Go through the material below and copy all lines with "head".
BEGIN Data entries
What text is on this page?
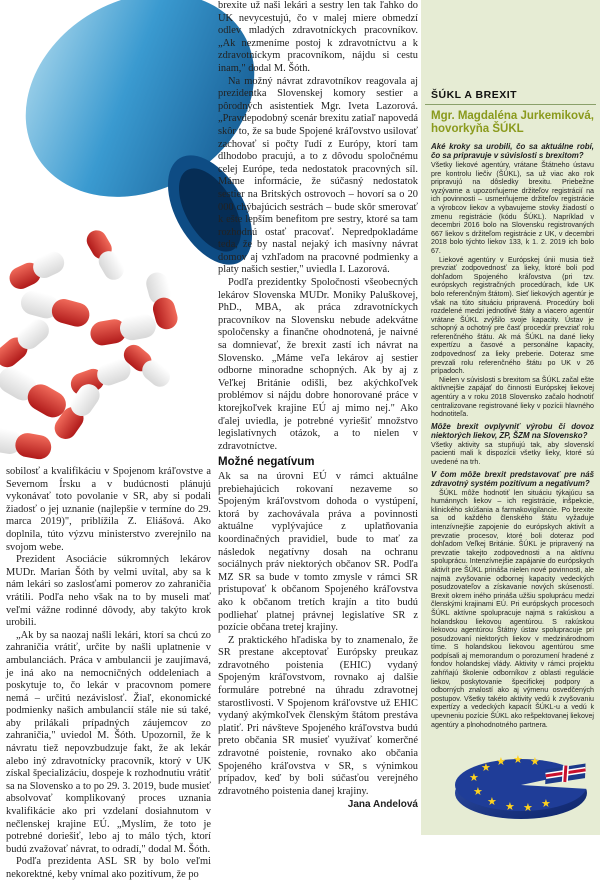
sobilosť a kvalifikáciu v Spojenom kráľovstve a Severnom Írsku a v budúcnosti plánujú vykonávať toto povolanie v SR, aby si podali žiadosť o jej uznanie (najlepšie v termíne do 29. marca 2019)", priblížila Z. Eliášová. Ako doplnila, túto výzvu ministerstvo zverejnilo na svojom webe.

Prezident Asociácie súkromných lekárov MUDr. Marian Šóth by velmi uvítal, aby sa k nám lekári so zaslosťami pomerov zo zahraničia vrátili. Podľa neho však na to by museli mať veľmi vážne rodinné dôvody, aby takýto krok urobili.

„Ak by sa naozaj našli lekári, ktorí sa chcú zo zahraničia vrátiť, určite by našli uplatnenie v ambulanciách. Práca v ambulancii je zaujímavá, je iná ako na nemocničných oddeleniach a poskytuje to, čo lekár v pracovnom pomere nemá – určitú nezávislosť. Žiaľ, ekonomické podmienky našich ambulancií stále nie sú také, aby prilákali prípadných záujemcov zo zahraničia," uviedol M. Šóth. Upozornil, že k návratu tiež nepovzbudzuje fakt, že ak lekár alebo iný zdravotnícky pracovník, ktorý v UK získal špecializáciu, dospeje k rozhodnutiu vrátiť sa na Slovensko a to po 29. 3. 2019, bude musieť absolvovať komplikovaný proces uznania kvalifikácie ako pri vzdelaní dosiahnutom v nečlenskej krajine EÚ. „Myslím, že toto je potrebné doriešiť, lebo aj to málo tých, ktorí budú zvažovať návrat, to odradí," dodal M. Šóth.

Podľa prezidenta ASL SR by bolo veľmi nekorektné, keby vnímal ako pozitívum, že po

brexite už naši lekári a sestry len tak ľahko do UK nevycestujú, čo v malej miere obmedzí odlev mladých zdravotníckych pracovníkov. „Ak nezmeníme postoj k zdravotníctvu a k zdravotníckym pracovníkom, nájdu si cestu inam," dodal M. Šóth.

Na možný návrat zdravotníkov reagovala aj prezidentka Slovenskej komory sestier a pôrodných asistentiek Mgr. Iveta Lazorová. „Pravdepodobný scenár brexitu zatiaľ napovedá skôr to, že sa bude Spojené kráľovstvo usilovať zachovať si počty ľudí z Európy, ktorí tam dlhodobo pracujú, a to z dôvodu spoločnému celej Európe, teda nedostatok pracovných síl. Máme informácie, že súčasný nedostatok sestier na Britských ostrovoch – hovorí sa o 20 000 chýbajúcich sestrách – bude skôr smerovať k ešte lepším benefitom pre sestry, ktoré sa tam rozhodnú ostať pracovať. Nepredpokladáme teda, že by nastal nejaký ich masívny návrat domov aj vzhľadom na pracovné podmienky a platy našich sestier," uviedla I. Lazorová.

Podľa prezidentky Spoločnosti všeobecných lekárov Slovenska MUDr. Moniky Paluškovej, PhD., MBA, ak práca zdravotníckych pracovníkov na Slovensku nebude adekvátne spoločensky a finančne ohodnotená, je naivné sa domnievať, že brexit zastí ich návrat na Slovensko. „Máme veľa lekárov aj sestier odborne minoradne schopných. Ak by aj z Veľkej Británie odišli, bez akýchkoľvek problémov si nájdu dobre honorované práce v ktorejkoľvek krajine EÚ aj mimo nej." Ako ďalej uviedla, je potrebné vyriešiť množstvo legislatívnych otázok, a to nielen v zdravotníctve.

Možné negatívum

Ak sa na úrovni EÚ v rámci aktuálne prebiehajúcich rokovaní nezaveme so Spojeným kráľovstvom dohoda o vystúpení, ktorá by zachovávala práva a povinnosti aktuálne vyplývajúce z uplatňovania koordinačných pravidiel, bude to mať za následok negatívny dosah na ochranu sociálnych práv niektorých občanov SR. Podľa MZ SR sa bude v tomto zmysle v rámci SR pristupovať k občanom Spojeného kráľovstva ako k občanom tretích krajín a tito budú podliehať platnej právnej legislatíve SR z pozície občana tretej krajiny.

Z praktického hľadiska by to znamenalo, že SR prestane akceptovať Európsky preukaz zdravotného poistenia (EHIC) vydaný Spojeným kráľovstvom, rovnako aj dalšie formuláre potrebné na úhradu zdravotnej starostlivosti. V Spojenom kráľovstve už EHIC vydaný akýmkoľvek členským štátom prestáva platiť. Pri návšteve Spojeného kráľovstva budú preto občania SR musieť využívať komerčné zdravotné poistenie, rovnako ako občania Spojeného kráľovstva v SR, s výnimkou prípadov, keď by boli súčasťou verejného zdravotného poistenia danej krajiny.

Jana Andelová
ŠÚKL A BREXIT
Mgr. Magdaléna Jurkemiková, hovorkyňa ŠÚKL
Aké kroky sa urobili, čo sa aktuálne robí, čo sa pripravuje v súvislosti s brexitom?

Všetky liekové agentúry, vrátane Štátneho ústavu pre kontrolu liečiv (ŠÚKL), sa už viac ako rok pripravujú na dôsledky brexitu. Priebežne vyzývame a upozorňujeme držiteľov registrácií na ich povinnosti – usmerňujeme držiteľov registrácie a výrobcov liekov a vybavujeme stovky žiadostí o zmenu registrácie (kódu ŠÚKL). Napríklad v decembri 2016 bolo na Slovensku registrovaných 667 liekov s držiteľom registrácie z UK, v decembri 2018 bolo týchto liekov 133, k 1. 2. 2019 ich bolo 67.

Liekové agentúry v Európskej únii musia tiež prevziať zodpovednosť za lieky, ktoré boli pod dohľadom Spojeného kráľovstva (pri tzv. európskych registračných procedúrach, kde UK bolo referenčným štátom). Sieť liekových agentúr je však na túto situáciu pripravená. Procedúry boli rozdelené medzi jednotlivé štáty a viacero agentúr vrátane ŠÚKL zvýšilo svoje kapacity. Ústav je schopný a ochotný pre časť procedúr prevziať rolu referenčného štátu. Ak má ŠÚKL na dané lieky expertízu a časové a personálne kapacity, zodpovednosť za lieky preberie. Doteraz sme prevzali rolu referenčného štátu po UK v 26 prípadoch.

Nielen v súvislosti s brexitom sa ŠÚKL začal ešte aktívnejšie zapájať do činnosti Európskej liekovej agentúry a v roku 2018 Slovensko začalo hodnotiť centralizovane registrované lieky v pozícii hlavného hodnotiteľa.

Môže brexit ovplyvniť výrobu či dovoz niektorých liekov, ZP, ŠZM na Slovensko?

Všetky aktivity sa stupňujú tak, aby slovenskí pacienti mali k dispozícii všetky lieky, ktoré sú uvedené na trh.

V čom môže brexit predstavovať pre náš zdravotný systém pozitívum a negatívum?

ŠÚKL môže hodnotiť len situáciu týkajúcu sa humánnych liekov – ich registrácie, inšpekcie, klinického skúšania a farmakovigilancie. Po brexite sa od každého členského štátu vyžaduje intenzívnejšie zapojenie do európskych aktivít a prevzatie procesov, ktoré boli doteraz pod dohľadom Veľkej Británie. ŠÚKL je pripravený na prevzatie takejto zodpovednosti a na aktívnu spoluprácu. Intenzívnejšie zapájanie do európskych aktivít pre ŠÚKL prináša nielen nové povinnosti, ale najmä zvyšovanie odbornej kapacity vedeckých posudzovateľov a získavanie nových skúseností. Brexit okrem iného prináša užšiu spoluprácu medzi členskými krajinami EÚ. Pri európskych procesoch ŠÚKL aktívne spolupracuje najmä s rakúskou a holandskou liekovou agentúrou. S rakúskou liekovou agentúrou Štátny ústav spolupracuje pri posudzovaní niektorých liekov v medzinárodnom tíme. S holandskou liekovou agentúrou sme podpísali aj memorandum o porozumení hradené z fondov holandskej vlády. Aktivity v rámci projektu zahŕňajú školenie odborníkov z oblasti regulácie liekov, poskytovanie špecifickej podpory a odborných znalostí ako aj výmenu osvedčených postupov. Všetky takéto aktivity vedú k zvyšovaniu expertízy a vedeckých kapacít ŠÚKL-u a vedú k upevneniu pozície ŠÚKL ako rešpektovanej liekovej agentúry a plnohodnotného partnera.

★
★ ★ ★ ★
★
★ ★ ★ ★
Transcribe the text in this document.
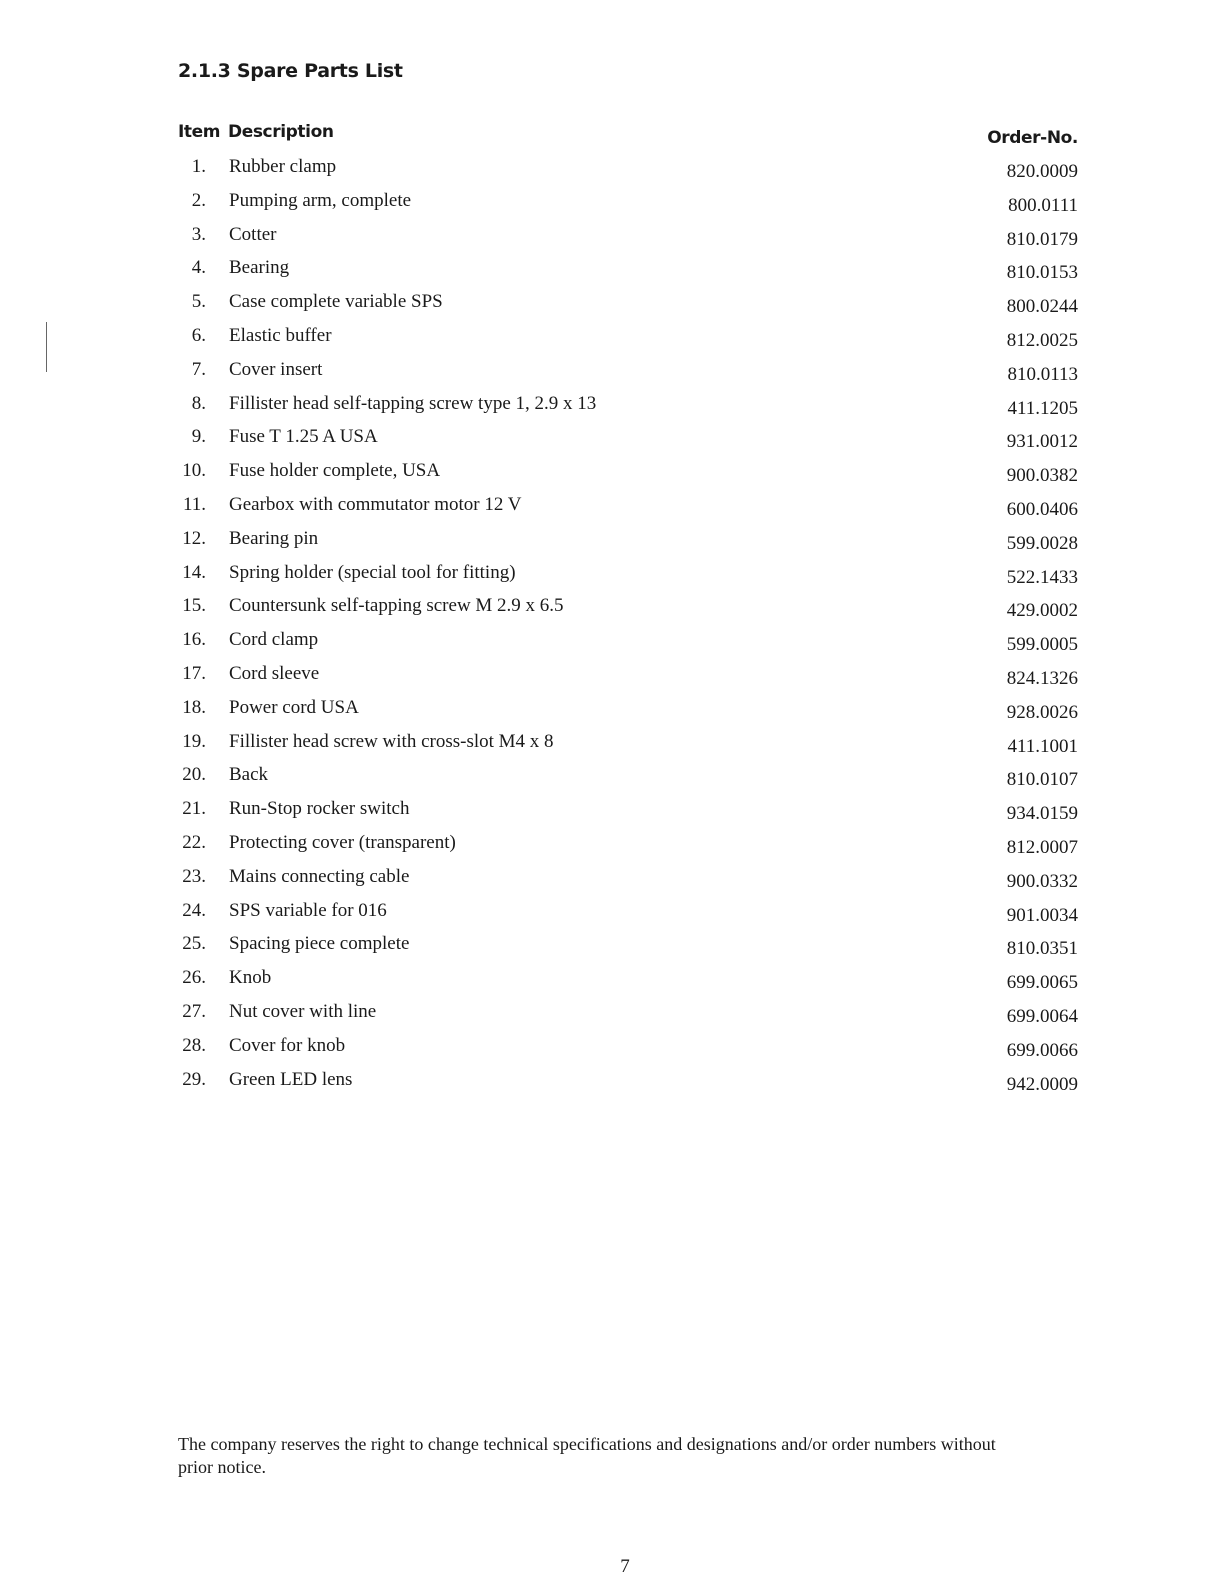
2.1.3 Spare Parts List
Item Description	Order-No.
1. Rubber clamp	820.0009
2. Pumping arm, complete	800.0111
3. Cotter	810.0179
4. Bearing	810.0153
5. Case complete variable SPS	800.0244
6. Elastic buffer	812.0025
7. Cover insert	810.0113
8. Fillister head self-tapping screw type 1, 2.9 x 13	411.1205
9. Fuse T 1.25 A USA	931.0012
10. Fuse holder complete, USA	900.0382
11. Gearbox with commutator motor 12 V	600.0406
12. Bearing pin	599.0028
14. Spring holder (special tool for fitting)	522.1433
15. Countersunk self-tapping screw M 2.9 x 6.5	429.0002
16. Cord clamp	599.0005
17. Cord sleeve	824.1326
18. Power cord USA	928.0026
19. Fillister head screw with cross-slot M4 x 8	411.1001
20. Back	810.0107
21. Run-Stop rocker switch	934.0159
22. Protecting cover (transparent)	812.0007
23. Mains connecting cable	900.0332
24. SPS variable for 016	901.0034
25. Spacing piece complete	810.0351
26. Knob	699.0065
27. Nut cover with line	699.0064
28. Cover for knob	699.0066
29. Green LED lens	942.0009

The company reserves the right to change technical specifications and designations and/or order numbers without prior notice.

7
END Data entries
* [The completed task]
8. Fillister head self-tapping screw type 1, 2.9 x 13	411.1205
19. Fillister head screw with cross-slot M4 x 8	411.1001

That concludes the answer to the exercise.